- INSTRUCTION: Write out the entries again exactly as they are given.
--------------------------------
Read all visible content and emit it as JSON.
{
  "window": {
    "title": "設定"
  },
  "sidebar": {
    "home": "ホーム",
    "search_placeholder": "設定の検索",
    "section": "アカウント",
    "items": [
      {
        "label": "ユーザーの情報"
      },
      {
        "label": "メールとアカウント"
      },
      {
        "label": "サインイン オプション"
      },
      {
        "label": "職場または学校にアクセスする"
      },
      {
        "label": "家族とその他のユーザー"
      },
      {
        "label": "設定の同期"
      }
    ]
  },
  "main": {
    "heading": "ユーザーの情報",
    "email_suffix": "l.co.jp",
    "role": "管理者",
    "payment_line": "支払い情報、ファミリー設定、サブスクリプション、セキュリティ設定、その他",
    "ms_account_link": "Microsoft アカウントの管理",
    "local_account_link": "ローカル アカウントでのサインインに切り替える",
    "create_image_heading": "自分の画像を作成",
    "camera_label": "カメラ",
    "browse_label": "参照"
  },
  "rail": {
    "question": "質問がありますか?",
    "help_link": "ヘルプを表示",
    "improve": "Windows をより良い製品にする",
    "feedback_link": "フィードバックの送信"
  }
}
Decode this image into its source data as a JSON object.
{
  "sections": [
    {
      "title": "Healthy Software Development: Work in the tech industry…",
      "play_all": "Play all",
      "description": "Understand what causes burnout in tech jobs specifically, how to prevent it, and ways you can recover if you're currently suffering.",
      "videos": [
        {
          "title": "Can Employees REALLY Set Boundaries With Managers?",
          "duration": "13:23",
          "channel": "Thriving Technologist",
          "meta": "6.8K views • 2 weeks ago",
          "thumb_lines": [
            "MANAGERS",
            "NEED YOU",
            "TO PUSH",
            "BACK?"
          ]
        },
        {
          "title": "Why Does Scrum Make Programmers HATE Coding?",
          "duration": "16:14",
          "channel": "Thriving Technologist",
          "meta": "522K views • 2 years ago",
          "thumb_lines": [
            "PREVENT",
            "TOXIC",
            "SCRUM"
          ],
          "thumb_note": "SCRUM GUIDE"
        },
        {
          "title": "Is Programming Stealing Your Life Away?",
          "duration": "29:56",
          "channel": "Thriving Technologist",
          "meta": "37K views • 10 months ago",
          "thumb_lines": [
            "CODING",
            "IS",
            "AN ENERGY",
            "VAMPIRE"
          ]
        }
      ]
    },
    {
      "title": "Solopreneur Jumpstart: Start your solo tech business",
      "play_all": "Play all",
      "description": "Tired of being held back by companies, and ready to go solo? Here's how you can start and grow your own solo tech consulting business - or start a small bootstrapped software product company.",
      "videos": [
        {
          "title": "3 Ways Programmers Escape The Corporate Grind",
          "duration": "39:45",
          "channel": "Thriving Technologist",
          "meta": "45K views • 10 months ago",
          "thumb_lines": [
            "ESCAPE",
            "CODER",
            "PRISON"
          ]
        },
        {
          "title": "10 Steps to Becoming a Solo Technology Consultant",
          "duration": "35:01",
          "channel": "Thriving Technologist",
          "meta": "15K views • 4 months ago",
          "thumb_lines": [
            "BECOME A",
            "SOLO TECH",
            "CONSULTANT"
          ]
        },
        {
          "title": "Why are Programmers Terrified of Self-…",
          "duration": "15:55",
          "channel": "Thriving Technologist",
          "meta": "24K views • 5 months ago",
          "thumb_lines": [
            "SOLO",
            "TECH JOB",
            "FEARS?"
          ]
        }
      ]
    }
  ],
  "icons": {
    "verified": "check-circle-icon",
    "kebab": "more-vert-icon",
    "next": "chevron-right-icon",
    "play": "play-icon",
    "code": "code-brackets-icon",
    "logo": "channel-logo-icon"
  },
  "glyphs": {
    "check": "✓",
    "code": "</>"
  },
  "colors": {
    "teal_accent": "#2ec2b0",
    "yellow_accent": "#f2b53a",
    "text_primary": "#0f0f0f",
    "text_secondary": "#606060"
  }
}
--------------------------------
- FINISHED TASK:
Read all visible content and emit it as JSON.
{
  "window": {
    "title": "設定"
  },
  "sidebar": {
    "home": "ホーム",
    "search_placeholder": "設定の検索",
    "section": "アカウント",
    "items": [
      {
        "label": "ユーザーの情報"
      },
      {
        "label": "メールとアカウント"
      },
      {
        "label": "サインイン オプション"
      },
      {
        "label": "職場または学校にアクセスする"
      },
      {
        "label": "家族とその他のユーザー"
      },
      {
        "label": "設定の同期"
      }
    ]
  },
  "main": {
    "heading": "ユーザーの情報",
    "email_suffix": "l.co.jp",
    "role": "管理者",
    "payment_line": "支払い情報、ファミリー設定、サブスクリプション、セキュリティ設定、その他",
    "ms_account_link": "Microsoft アカウントの管理",
    "local_account_link": "ローカル アカウントでのサインインに切り替える",
    "create_image_heading": "自分の画像を作成",
    "camera_label": "カメラ",
    "browse_label": "参照"
  },
  "rail": {
    "question": "質問がありますか?",
    "help_link": "ヘルプを表示",
    "improve": "Windows をより良い製品にする",
    "feedback_link": "フィードバックの送信"
  }
}
Decode this image into its source data as a JSON object.
{
  "sections": [
    {
      "title": "Healthy Software Development: Work in the tech industry…",
      "play_all": "Play all",
      "description": "Understand what causes burnout in tech jobs specifically, how to prevent it, and ways you can recover if you're currently suffering.",
      "videos": [
        {
          "title": "Can Employees REALLY Set Boundaries With Managers?",
          "duration": "13:23",
          "channel": "Thriving Technologist",
          "meta": "6.8K views • 2 weeks ago",
          "thumb_lines": [
            "MANAGERS",
            "NEED YOU",
            "TO PUSH",
            "BACK?"
          ]
        },
        {
          "title": "Why Does Scrum Make Programmers HATE Coding?",
          "duration": "16:14",
          "channel": "Thriving Technologist",
          "meta": "522K views • 2 years ago",
          "thumb_lines": [
            "PREVENT",
            "TOXIC",
            "SCRUM"
          ],
          "thumb_note": "SCRUM GUIDE"
        },
        {
          "title": "Is Programming Stealing Your Life Away?",
          "duration": "29:56",
          "channel": "Thriving Technologist",
          "meta": "37K views • 10 months ago",
          "thumb_lines": [
            "CODING",
            "IS",
            "AN ENERGY",
            "VAMPIRE"
          ]
        }
      ]
    },
    {
      "title": "Solopreneur Jumpstart: Start your solo tech business",
      "play_all": "Play all",
      "description": "Tired of being held back by companies, and ready to go solo? Here's how you can start and grow your own solo tech consulting business - or start a small bootstrapped software product company.",
      "videos": [
        {
          "title": "3 Ways Programmers Escape The Corporate Grind",
          "duration": "39:45",
          "channel": "Thriving Technologist",
          "meta": "45K views • 10 months ago",
          "thumb_lines": [
            "ESCAPE",
            "CODER",
            "PRISON"
          ]
        },
        {
          "title": "10 Steps to Becoming a Solo Technology Consultant",
          "duration": "35:01",
          "channel": "Thriving Technologist",
          "meta": "15K views • 4 months ago",
          "thumb_lines": [
            "BECOME A",
            "SOLO TECH",
            "CONSULTANT"
          ]
        },
        {
          "title": "Why are Programmers Terrified of Self-…",
          "duration": "15:55",
          "channel": "Thriving Technologist",
          "meta": "24K views • 5 months ago",
          "thumb_lines": [
            "SOLO",
            "TECH JOB",
            "FEARS?"
          ]
        }
      ]
    }
  ],
  "icons": {
    "verified": "check-circle-icon",
    "kebab": "more-vert-icon",
    "next": "chevron-right-icon",
    "play": "play-icon",
    "code": "code-brackets-icon",
    "logo": "channel-logo-icon"
  },
  "glyphs": {
    "check": "✓",
    "code": "</>"
  },
  "colors": {
    "teal_accent": "#2ec2b0",
    "yellow_accent": "#f2b53a",
    "text_primary": "#0f0f0f",
    "text_secondary": "#606060"
  }
}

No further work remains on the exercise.